§ AIM OF THE TASK:
Select all lines in the records that include "Neue".

§ MATERIAL FOR THIS TASK:

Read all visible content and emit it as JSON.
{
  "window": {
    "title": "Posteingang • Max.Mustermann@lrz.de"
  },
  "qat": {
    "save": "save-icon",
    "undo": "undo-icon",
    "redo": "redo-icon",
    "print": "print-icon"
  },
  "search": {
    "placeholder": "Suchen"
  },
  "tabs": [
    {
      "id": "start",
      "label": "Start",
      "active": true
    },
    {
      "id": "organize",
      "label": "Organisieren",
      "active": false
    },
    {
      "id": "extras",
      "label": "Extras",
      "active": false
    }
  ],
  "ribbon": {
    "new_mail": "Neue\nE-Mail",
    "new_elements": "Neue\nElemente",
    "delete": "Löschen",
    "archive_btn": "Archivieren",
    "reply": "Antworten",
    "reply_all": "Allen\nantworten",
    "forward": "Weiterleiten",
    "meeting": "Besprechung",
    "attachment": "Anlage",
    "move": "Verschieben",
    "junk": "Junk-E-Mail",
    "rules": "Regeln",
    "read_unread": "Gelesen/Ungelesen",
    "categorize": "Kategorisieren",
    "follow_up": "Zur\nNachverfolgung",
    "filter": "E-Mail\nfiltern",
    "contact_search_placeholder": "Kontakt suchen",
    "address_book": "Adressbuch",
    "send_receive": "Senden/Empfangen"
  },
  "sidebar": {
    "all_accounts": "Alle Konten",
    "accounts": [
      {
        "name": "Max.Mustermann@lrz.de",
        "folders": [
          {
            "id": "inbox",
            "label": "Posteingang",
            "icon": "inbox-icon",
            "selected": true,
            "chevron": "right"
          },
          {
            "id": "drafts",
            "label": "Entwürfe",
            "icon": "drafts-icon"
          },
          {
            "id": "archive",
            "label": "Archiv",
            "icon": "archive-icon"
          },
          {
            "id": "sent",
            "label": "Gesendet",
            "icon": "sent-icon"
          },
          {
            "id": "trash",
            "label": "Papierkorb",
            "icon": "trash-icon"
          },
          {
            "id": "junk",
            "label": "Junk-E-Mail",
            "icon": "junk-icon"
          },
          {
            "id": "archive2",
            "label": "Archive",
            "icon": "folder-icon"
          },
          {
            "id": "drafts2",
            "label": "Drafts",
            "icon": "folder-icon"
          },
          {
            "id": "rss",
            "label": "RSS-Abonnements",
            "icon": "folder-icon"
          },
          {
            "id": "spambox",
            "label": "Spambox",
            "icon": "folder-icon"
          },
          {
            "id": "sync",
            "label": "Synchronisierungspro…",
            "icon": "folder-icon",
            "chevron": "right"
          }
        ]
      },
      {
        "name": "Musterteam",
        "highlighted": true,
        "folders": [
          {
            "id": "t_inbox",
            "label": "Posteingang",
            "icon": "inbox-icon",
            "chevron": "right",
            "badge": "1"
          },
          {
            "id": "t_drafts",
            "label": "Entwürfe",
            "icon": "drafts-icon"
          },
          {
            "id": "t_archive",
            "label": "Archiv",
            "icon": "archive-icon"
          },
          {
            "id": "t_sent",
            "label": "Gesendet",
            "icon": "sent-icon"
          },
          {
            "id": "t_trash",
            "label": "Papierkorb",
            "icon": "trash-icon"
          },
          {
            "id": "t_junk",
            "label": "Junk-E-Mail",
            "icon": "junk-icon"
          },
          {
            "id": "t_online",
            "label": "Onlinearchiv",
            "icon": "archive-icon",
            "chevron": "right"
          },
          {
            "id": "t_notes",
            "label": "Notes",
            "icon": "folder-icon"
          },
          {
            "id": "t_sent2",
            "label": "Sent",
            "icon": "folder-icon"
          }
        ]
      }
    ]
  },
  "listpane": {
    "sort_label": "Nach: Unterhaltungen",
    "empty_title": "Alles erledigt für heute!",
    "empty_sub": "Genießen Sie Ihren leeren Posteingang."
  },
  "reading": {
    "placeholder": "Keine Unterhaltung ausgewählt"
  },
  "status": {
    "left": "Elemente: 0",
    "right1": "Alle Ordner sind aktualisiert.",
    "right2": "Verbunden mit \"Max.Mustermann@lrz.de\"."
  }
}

§ OUTPUT FOR THIS TASK:
    "new_mail": "Neue\nE-Mail",
    "new_elements": "Neue\nElemente",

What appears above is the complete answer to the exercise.